> _Do this_
Copy out all the data, word for word.

> _Excerpted records_
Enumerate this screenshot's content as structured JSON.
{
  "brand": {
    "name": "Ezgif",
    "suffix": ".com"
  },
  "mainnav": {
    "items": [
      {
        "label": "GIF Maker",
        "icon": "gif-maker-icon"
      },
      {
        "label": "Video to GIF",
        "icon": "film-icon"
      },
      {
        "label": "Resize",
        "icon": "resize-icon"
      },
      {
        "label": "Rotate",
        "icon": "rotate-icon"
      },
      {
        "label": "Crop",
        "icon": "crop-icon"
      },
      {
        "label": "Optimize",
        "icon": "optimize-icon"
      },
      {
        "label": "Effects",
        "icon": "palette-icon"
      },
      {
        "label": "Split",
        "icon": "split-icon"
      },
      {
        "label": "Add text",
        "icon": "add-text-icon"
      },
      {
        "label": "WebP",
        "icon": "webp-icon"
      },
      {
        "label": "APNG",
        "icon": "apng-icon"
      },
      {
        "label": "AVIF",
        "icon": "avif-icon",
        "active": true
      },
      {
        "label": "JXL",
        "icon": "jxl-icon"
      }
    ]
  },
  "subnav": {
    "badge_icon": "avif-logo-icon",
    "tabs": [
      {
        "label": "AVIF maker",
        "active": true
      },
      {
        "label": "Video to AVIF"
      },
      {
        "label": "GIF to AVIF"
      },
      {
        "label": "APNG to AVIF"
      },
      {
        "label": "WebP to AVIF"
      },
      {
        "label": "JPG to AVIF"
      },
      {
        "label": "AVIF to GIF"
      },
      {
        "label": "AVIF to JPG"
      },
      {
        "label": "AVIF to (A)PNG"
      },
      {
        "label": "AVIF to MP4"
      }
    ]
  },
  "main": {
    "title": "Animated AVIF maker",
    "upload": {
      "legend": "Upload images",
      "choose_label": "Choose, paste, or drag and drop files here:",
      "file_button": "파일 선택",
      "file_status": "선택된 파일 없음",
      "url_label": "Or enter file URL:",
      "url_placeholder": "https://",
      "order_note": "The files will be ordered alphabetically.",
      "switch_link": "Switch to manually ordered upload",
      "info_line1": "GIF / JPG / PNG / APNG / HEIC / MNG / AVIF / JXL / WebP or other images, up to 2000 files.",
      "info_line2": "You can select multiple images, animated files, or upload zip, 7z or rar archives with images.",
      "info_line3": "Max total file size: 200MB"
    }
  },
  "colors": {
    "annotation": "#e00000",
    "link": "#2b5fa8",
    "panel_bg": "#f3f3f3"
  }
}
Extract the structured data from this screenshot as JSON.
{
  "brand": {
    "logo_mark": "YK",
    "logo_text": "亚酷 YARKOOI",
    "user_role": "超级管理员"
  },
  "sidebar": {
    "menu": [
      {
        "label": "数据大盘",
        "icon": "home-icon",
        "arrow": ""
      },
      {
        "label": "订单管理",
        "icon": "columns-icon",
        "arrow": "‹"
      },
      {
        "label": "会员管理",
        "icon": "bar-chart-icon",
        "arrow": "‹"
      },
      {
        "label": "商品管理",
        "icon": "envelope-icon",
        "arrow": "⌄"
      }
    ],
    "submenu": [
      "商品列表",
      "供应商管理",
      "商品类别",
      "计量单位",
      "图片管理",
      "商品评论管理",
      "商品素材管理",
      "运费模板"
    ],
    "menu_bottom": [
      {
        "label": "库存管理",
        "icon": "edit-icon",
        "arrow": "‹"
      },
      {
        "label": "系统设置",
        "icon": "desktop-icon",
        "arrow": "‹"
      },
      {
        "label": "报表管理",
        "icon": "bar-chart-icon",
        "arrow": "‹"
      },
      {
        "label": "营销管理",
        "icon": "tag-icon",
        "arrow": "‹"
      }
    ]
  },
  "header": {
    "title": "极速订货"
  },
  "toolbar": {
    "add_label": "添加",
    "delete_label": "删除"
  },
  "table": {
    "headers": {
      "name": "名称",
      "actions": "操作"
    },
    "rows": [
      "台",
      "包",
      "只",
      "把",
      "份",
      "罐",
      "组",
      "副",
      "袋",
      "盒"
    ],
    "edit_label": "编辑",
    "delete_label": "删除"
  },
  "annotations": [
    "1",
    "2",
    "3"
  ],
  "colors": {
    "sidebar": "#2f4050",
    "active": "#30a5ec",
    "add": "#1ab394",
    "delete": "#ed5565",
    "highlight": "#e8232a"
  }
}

> _Answer_
Enumerate this screenshot's content as structured JSON.
{
  "brand": {
    "name": "Ezgif",
    "suffix": ".com"
  },
  "mainnav": {
    "items": [
      {
        "label": "GIF Maker",
        "icon": "gif-maker-icon"
      },
      {
        "label": "Video to GIF",
        "icon": "film-icon"
      },
      {
        "label": "Resize",
        "icon": "resize-icon"
      },
      {
        "label": "Rotate",
        "icon": "rotate-icon"
      },
      {
        "label": "Crop",
        "icon": "crop-icon"
      },
      {
        "label": "Optimize",
        "icon": "optimize-icon"
      },
      {
        "label": "Effects",
        "icon": "palette-icon"
      },
      {
        "label": "Split",
        "icon": "split-icon"
      },
      {
        "label": "Add text",
        "icon": "add-text-icon"
      },
      {
        "label": "WebP",
        "icon": "webp-icon"
      },
      {
        "label": "APNG",
        "icon": "apng-icon"
      },
      {
        "label": "AVIF",
        "icon": "avif-icon",
        "active": true
      },
      {
        "label": "JXL",
        "icon": "jxl-icon"
      }
    ]
  },
  "subnav": {
    "badge_icon": "avif-logo-icon",
    "tabs": [
      {
        "label": "AVIF maker",
        "active": true
      },
      {
        "label": "Video to AVIF"
      },
      {
        "label": "GIF to AVIF"
      },
      {
        "label": "APNG to AVIF"
      },
      {
        "label": "WebP to AVIF"
      },
      {
        "label": "JPG to AVIF"
      },
      {
        "label": "AVIF to GIF"
      },
      {
        "label": "AVIF to JPG"
      },
      {
        "label": "AVIF to (A)PNG"
      },
      {
        "label": "AVIF to MP4"
      }
    ]
  },
  "main": {
    "title": "Animated AVIF maker",
    "upload": {
      "legend": "Upload images",
      "choose_label": "Choose, paste, or drag and drop files here:",
      "file_button": "파일 선택",
      "file_status": "선택된 파일 없음",
      "url_label": "Or enter file URL:",
      "url_placeholder": "https://",
      "order_note": "The files will be ordered alphabetically.",
      "switch_link": "Switch to manually ordered upload",
      "info_line1": "GIF / JPG / PNG / APNG / HEIC / MNG / AVIF / JXL / WebP or other images, up to 2000 files.",
      "info_line2": "You can select multiple images, animated files, or upload zip, 7z or rar archives with images.",
      "info_line3": "Max total file size: 200MB"
    }
  },
  "colors": {
    "annotation": "#e00000",
    "link": "#2b5fa8",
    "panel_bg": "#f3f3f3"
  }
}
Extract the structured data from this screenshot as JSON.
{
  "brand": {
    "logo_mark": "YK",
    "logo_text": "亚酷 YARKOOI",
    "user_role": "超级管理员"
  },
  "sidebar": {
    "menu": [
      {
        "label": "数据大盘",
        "icon": "home-icon",
        "arrow": ""
      },
      {
        "label": "订单管理",
        "icon": "columns-icon",
        "arrow": "‹"
      },
      {
        "label": "会员管理",
        "icon": "bar-chart-icon",
        "arrow": "‹"
      },
      {
        "label": "商品管理",
        "icon": "envelope-icon",
        "arrow": "⌄"
      }
    ],
    "submenu": [
      "商品列表",
      "供应商管理",
      "商品类别",
      "计量单位",
      "图片管理",
      "商品评论管理",
      "商品素材管理",
      "运费模板"
    ],
    "menu_bottom": [
      {
        "label": "库存管理",
        "icon": "edit-icon",
        "arrow": "‹"
      },
      {
        "label": "系统设置",
        "icon": "desktop-icon",
        "arrow": "‹"
      },
      {
        "label": "报表管理",
        "icon": "bar-chart-icon",
        "arrow": "‹"
      },
      {
        "label": "营销管理",
        "icon": "tag-icon",
        "arrow": "‹"
      }
    ]
  },
  "header": {
    "title": "极速订货"
  },
  "toolbar": {
    "add_label": "添加",
    "delete_label": "删除"
  },
  "table": {
    "headers": {
      "name": "名称",
      "actions": "操作"
    },
    "rows": [
      "台",
      "包",
      "只",
      "把",
      "份",
      "罐",
      "组",
      "副",
      "袋",
      "盒"
    ],
    "edit_label": "编辑",
    "delete_label": "删除"
  },
  "annotations": [
    "1",
    "2",
    "3"
  ],
  "colors": {
    "sidebar": "#2f4050",
    "active": "#30a5ec",
    "add": "#1ab394",
    "delete": "#ed5565",
    "highlight": "#e8232a"
  }
}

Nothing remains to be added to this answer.